Aim of the exercise ▸ Read the records and write them out again exactly.

======== Dataset excerpts

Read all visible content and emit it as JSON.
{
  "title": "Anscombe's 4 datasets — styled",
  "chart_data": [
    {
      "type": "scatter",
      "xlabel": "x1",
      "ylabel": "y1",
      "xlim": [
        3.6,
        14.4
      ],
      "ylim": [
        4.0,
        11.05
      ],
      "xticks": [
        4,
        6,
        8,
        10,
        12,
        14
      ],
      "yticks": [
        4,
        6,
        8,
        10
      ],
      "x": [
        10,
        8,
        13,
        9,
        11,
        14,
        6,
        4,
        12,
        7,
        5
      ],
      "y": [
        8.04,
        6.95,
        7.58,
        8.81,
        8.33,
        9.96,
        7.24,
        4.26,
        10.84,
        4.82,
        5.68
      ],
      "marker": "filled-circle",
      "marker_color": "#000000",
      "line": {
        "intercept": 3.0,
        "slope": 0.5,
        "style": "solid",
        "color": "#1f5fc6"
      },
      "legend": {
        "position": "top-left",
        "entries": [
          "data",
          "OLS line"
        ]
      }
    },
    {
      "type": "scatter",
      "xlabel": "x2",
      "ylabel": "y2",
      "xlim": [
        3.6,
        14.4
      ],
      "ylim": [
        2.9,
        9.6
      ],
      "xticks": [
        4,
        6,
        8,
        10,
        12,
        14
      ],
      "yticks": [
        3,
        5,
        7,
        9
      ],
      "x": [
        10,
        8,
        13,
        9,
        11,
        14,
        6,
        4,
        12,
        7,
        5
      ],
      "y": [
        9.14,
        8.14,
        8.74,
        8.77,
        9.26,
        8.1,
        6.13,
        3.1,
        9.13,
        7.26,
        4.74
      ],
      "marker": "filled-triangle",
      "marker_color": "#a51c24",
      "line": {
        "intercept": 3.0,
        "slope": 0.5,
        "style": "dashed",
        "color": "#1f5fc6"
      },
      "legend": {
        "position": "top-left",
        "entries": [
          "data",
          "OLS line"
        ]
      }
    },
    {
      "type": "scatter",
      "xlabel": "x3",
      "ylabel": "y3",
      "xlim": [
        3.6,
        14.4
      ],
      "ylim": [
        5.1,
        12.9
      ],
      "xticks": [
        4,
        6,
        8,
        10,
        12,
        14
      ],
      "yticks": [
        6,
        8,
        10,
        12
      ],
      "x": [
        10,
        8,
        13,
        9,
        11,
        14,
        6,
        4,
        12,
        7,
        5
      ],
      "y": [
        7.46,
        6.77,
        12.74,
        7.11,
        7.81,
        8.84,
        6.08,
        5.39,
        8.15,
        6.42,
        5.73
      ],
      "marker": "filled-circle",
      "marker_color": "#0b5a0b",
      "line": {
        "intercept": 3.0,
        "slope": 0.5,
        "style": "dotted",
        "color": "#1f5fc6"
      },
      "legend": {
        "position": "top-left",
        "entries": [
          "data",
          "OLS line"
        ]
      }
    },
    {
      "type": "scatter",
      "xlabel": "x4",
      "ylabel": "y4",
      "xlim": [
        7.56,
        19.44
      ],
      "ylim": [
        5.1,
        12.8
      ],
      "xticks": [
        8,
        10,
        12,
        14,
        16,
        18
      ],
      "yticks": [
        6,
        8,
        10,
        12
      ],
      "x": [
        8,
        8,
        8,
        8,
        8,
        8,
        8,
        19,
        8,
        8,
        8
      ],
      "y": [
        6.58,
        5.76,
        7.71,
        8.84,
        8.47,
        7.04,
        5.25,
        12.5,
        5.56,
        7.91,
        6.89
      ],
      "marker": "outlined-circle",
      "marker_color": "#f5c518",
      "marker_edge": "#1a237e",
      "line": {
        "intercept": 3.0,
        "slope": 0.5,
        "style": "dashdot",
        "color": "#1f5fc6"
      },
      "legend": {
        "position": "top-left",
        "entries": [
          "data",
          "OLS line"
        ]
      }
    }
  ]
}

================

Task result ▸
Read all visible content and emit it as JSON.
{
  "title": "Anscombe's 4 datasets — styled",
  "chart_data": [
    {
      "type": "scatter",
      "xlabel": "x1",
      "ylabel": "y1",
      "xlim": [
        3.6,
        14.4
      ],
      "ylim": [
        4.0,
        11.05
      ],
      "xticks": [
        4,
        6,
        8,
        10,
        12,
        14
      ],
      "yticks": [
        4,
        6,
        8,
        10
      ],
      "x": [
        10,
        8,
        13,
        9,
        11,
        14,
        6,
        4,
        12,
        7,
        5
      ],
      "y": [
        8.04,
        6.95,
        7.58,
        8.81,
        8.33,
        9.96,
        7.24,
        4.26,
        10.84,
        4.82,
        5.68
      ],
      "marker": "filled-circle",
      "marker_color": "#000000",
      "line": {
        "intercept": 3.0,
        "slope": 0.5,
        "style": "solid",
        "color": "#1f5fc6"
      },
      "legend": {
        "position": "top-left",
        "entries": [
          "data",
          "OLS line"
        ]
      }
    },
    {
      "type": "scatter",
      "xlabel": "x2",
      "ylabel": "y2",
      "xlim": [
        3.6,
        14.4
      ],
      "ylim": [
        2.9,
        9.6
      ],
      "xticks": [
        4,
        6,
        8,
        10,
        12,
        14
      ],
      "yticks": [
        3,
        5,
        7,
        9
      ],
      "x": [
        10,
        8,
        13,
        9,
        11,
        14,
        6,
        4,
        12,
        7,
        5
      ],
      "y": [
        9.14,
        8.14,
        8.74,
        8.77,
        9.26,
        8.1,
        6.13,
        3.1,
        9.13,
        7.26,
        4.74
      ],
      "marker": "filled-triangle",
      "marker_color": "#a51c24",
      "line": {
        "intercept": 3.0,
        "slope": 0.5,
        "style": "dashed",
        "color": "#1f5fc6"
      },
      "legend": {
        "position": "top-left",
        "entries": [
          "data",
          "OLS line"
        ]
      }
    },
    {
      "type": "scatter",
      "xlabel": "x3",
      "ylabel": "y3",
      "xlim": [
        3.6,
        14.4
      ],
      "ylim": [
        5.1,
        12.9
      ],
      "xticks": [
        4,
        6,
        8,
        10,
        12,
        14
      ],
      "yticks": [
        6,
        8,
        10,
        12
      ],
      "x": [
        10,
        8,
        13,
        9,
        11,
        14,
        6,
        4,
        12,
        7,
        5
      ],
      "y": [
        7.46,
        6.77,
        12.74,
        7.11,
        7.81,
        8.84,
        6.08,
        5.39,
        8.15,
        6.42,
        5.73
      ],
      "marker": "filled-circle",
      "marker_color": "#0b5a0b",
      "line": {
        "intercept": 3.0,
        "slope": 0.5,
        "style": "dotted",
        "color": "#1f5fc6"
      },
      "legend": {
        "position": "top-left",
        "entries": [
          "data",
          "OLS line"
        ]
      }
    },
    {
      "type": "scatter",
      "xlabel": "x4",
      "ylabel": "y4",
      "xlim": [
        7.56,
        19.44
      ],
      "ylim": [
        5.1,
        12.8
      ],
      "xticks": [
        8,
        10,
        12,
        14,
        16,
        18
      ],
      "yticks": [
        6,
        8,
        10,
        12
      ],
      "x": [
        8,
        8,
        8,
        8,
        8,
        8,
        8,
        19,
        8,
        8,
        8
      ],
      "y": [
        6.58,
        5.76,
        7.71,
        8.84,
        8.47,
        7.04,
        5.25,
        12.5,
        5.56,
        7.91,
        6.89
      ],
      "marker": "outlined-circle",
      "marker_color": "#f5c518",
      "marker_edge": "#1a237e",
      "line": {
        "intercept": 3.0,
        "slope": 0.5,
        "style": "dashdot",
        "color": "#1f5fc6"
      },
      "legend": {
        "position": "top-left",
        "entries": [
          "data",
          "OLS line"
        ]
      }
    }
  ]
}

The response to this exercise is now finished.